## What you will do
Copy the data precisely, keeping every character.

-- start Dataset extract --

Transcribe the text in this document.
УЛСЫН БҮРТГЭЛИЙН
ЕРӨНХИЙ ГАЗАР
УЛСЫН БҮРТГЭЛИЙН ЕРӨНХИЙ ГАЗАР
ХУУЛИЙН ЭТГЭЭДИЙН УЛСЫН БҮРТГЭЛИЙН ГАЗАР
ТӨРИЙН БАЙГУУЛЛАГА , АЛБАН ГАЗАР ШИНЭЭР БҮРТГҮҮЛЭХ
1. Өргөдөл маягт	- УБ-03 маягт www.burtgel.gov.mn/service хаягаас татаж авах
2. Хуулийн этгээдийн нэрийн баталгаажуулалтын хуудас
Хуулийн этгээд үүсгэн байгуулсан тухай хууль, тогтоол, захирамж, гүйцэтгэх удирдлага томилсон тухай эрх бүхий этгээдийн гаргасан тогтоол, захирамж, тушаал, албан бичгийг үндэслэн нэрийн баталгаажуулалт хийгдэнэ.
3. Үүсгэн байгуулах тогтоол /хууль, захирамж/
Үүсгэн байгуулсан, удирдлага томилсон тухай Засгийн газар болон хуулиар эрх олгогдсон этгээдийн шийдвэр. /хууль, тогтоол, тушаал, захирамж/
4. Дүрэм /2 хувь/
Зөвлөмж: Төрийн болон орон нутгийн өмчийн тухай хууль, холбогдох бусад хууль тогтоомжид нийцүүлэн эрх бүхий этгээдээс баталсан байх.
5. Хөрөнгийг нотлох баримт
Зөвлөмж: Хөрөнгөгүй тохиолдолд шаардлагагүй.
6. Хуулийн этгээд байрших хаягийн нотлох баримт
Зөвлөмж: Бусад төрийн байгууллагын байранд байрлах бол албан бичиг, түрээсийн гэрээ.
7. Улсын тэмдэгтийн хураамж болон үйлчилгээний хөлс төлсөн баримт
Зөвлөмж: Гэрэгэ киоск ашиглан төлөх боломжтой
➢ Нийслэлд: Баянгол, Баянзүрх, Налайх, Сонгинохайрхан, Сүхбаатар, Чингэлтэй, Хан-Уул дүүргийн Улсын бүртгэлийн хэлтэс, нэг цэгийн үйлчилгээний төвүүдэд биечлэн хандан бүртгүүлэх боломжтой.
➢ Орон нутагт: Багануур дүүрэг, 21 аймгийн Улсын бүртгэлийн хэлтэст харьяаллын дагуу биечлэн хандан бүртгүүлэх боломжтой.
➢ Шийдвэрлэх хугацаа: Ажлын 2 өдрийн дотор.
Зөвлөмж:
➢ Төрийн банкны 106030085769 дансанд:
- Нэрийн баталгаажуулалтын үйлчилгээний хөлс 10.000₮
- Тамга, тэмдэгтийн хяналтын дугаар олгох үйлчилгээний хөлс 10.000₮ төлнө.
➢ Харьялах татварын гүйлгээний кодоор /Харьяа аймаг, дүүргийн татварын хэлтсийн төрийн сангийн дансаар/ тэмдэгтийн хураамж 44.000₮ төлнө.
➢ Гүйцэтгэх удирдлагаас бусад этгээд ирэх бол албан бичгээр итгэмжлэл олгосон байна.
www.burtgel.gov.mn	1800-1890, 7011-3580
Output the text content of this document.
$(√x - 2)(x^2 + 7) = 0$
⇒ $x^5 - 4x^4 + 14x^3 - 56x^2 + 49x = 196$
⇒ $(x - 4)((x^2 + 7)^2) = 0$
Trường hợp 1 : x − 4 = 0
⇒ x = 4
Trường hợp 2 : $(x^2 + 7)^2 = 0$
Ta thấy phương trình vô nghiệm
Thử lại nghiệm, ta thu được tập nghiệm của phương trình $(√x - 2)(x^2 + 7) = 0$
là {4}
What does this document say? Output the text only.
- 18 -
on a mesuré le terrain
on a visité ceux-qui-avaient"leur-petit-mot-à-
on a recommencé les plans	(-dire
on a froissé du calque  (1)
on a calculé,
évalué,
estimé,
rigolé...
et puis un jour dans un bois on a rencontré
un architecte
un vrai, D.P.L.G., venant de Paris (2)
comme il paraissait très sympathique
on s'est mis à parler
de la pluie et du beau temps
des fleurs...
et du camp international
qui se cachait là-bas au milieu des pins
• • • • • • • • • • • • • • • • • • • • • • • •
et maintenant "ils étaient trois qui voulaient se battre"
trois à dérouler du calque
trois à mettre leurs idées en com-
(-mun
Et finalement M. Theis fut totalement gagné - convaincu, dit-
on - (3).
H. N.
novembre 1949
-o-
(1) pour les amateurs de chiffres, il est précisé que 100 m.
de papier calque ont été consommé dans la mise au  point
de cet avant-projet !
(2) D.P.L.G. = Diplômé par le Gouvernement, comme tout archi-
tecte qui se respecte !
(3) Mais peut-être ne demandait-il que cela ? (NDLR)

-- end Dataset extract --

## Solution
Transcribe the text in this document.
УЛСЫН БҮРТГЭЛИЙН
ЕРӨНХИЙ ГАЗАР
УЛСЫН БҮРТГЭЛИЙН ЕРӨНХИЙ ГАЗАР
ХУУЛИЙН ЭТГЭЭДИЙН УЛСЫН БҮРТГЭЛИЙН ГАЗАР
ТӨРИЙН БАЙГУУЛЛАГА , АЛБАН ГАЗАР ШИНЭЭР БҮРТГҮҮЛЭХ
1. Өргөдөл маягт	- УБ-03 маягт www.burtgel.gov.mn/service хаягаас татаж авах
2. Хуулийн этгээдийн нэрийн баталгаажуулалтын хуудас
Хуулийн этгээд үүсгэн байгуулсан тухай хууль, тогтоол, захирамж, гүйцэтгэх удирдлага томилсон тухай эрх бүхий этгээдийн гаргасан тогтоол, захирамж, тушаал, албан бичгийг үндэслэн нэрийн баталгаажуулалт хийгдэнэ.
3. Үүсгэн байгуулах тогтоол /хууль, захирамж/
Үүсгэн байгуулсан, удирдлага томилсон тухай Засгийн газар болон хуулиар эрх олгогдсон этгээдийн шийдвэр. /хууль, тогтоол, тушаал, захирамж/
4. Дүрэм /2 хувь/
Зөвлөмж: Төрийн болон орон нутгийн өмчийн тухай хууль, холбогдох бусад хууль тогтоомжид нийцүүлэн эрх бүхий этгээдээс баталсан байх.
5. Хөрөнгийг нотлох баримт
Зөвлөмж: Хөрөнгөгүй тохиолдолд шаардлагагүй.
6. Хуулийн этгээд байрших хаягийн нотлох баримт
Зөвлөмж: Бусад төрийн байгууллагын байранд байрлах бол албан бичиг, түрээсийн гэрээ.
7. Улсын тэмдэгтийн хураамж болон үйлчилгээний хөлс төлсөн баримт
Зөвлөмж: Гэрэгэ киоск ашиглан төлөх боломжтой
➢ Нийслэлд: Баянгол, Баянзүрх, Налайх, Сонгинохайрхан, Сүхбаатар, Чингэлтэй, Хан-Уул дүүргийн Улсын бүртгэлийн хэлтэс, нэг цэгийн үйлчилгээний төвүүдэд биечлэн хандан бүртгүүлэх боломжтой.
➢ Орон нутагт: Багануур дүүрэг, 21 аймгийн Улсын бүртгэлийн хэлтэст харьяаллын дагуу биечлэн хандан бүртгүүлэх боломжтой.
➢ Шийдвэрлэх хугацаа: Ажлын 2 өдрийн дотор.
Зөвлөмж:
➢ Төрийн банкны 106030085769 дансанд:
- Нэрийн баталгаажуулалтын үйлчилгээний хөлс 10.000₮
- Тамга, тэмдэгтийн хяналтын дугаар олгох үйлчилгээний хөлс 10.000₮ төлнө.
➢ Харьялах татварын гүйлгээний кодоор /Харьяа аймаг, дүүргийн татварын хэлтсийн төрийн сангийн дансаар/ тэмдэгтийн хураамж 44.000₮ төлнө.
➢ Гүйцэтгэх удирдлагаас бусад этгээд ирэх бол албан бичгээр итгэмжлэл олгосон байна.
www.burtgel.gov.mn	1800-1890, 7011-3580
Output the text content of this document.
$(√x - 2)(x^2 + 7) = 0$
⇒ $x^5 - 4x^4 + 14x^3 - 56x^2 + 49x = 196$
⇒ $(x - 4)((x^2 + 7)^2) = 0$
Trường hợp 1 : x − 4 = 0
⇒ x = 4
Trường hợp 2 : $(x^2 + 7)^2 = 0$
Ta thấy phương trình vô nghiệm
Thử lại nghiệm, ta thu được tập nghiệm của phương trình $(√x - 2)(x^2 + 7) = 0$
là {4}
What does this document say? Output the text only.
- 18 -
on a mesuré le terrain
on a visité ceux-qui-avaient"leur-petit-mot-à-
on a recommencé les plans	(-dire
on a froissé du calque  (1)
on a calculé,
évalué,
estimé,
rigolé...
et puis un jour dans un bois on a rencontré
un architecte
un vrai, D.P.L.G., venant de Paris (2)
comme il paraissait très sympathique
on s'est mis à parler
de la pluie et du beau temps
des fleurs...
et du camp international
qui se cachait là-bas au milieu des pins
• • • • • • • • • • • • • • • • • • • • • • • •
et maintenant "ils étaient trois qui voulaient se battre"
trois à dérouler du calque
trois à mettre leurs idées en com-
(-mun
Et finalement M. Theis fut totalement gagné - convaincu, dit-
on - (3).
H. N.
novembre 1949
-o-
(1) pour les amateurs de chiffres, il est précisé que 100 m.
de papier calque ont été consommé dans la mise au  point
de cet avant-projet !
(2) D.P.L.G. = Diplômé par le Gouvernement, comme tout archi-
tecte qui se respecte !
(3) Mais peut-être ne demandait-il que cela ? (NDLR)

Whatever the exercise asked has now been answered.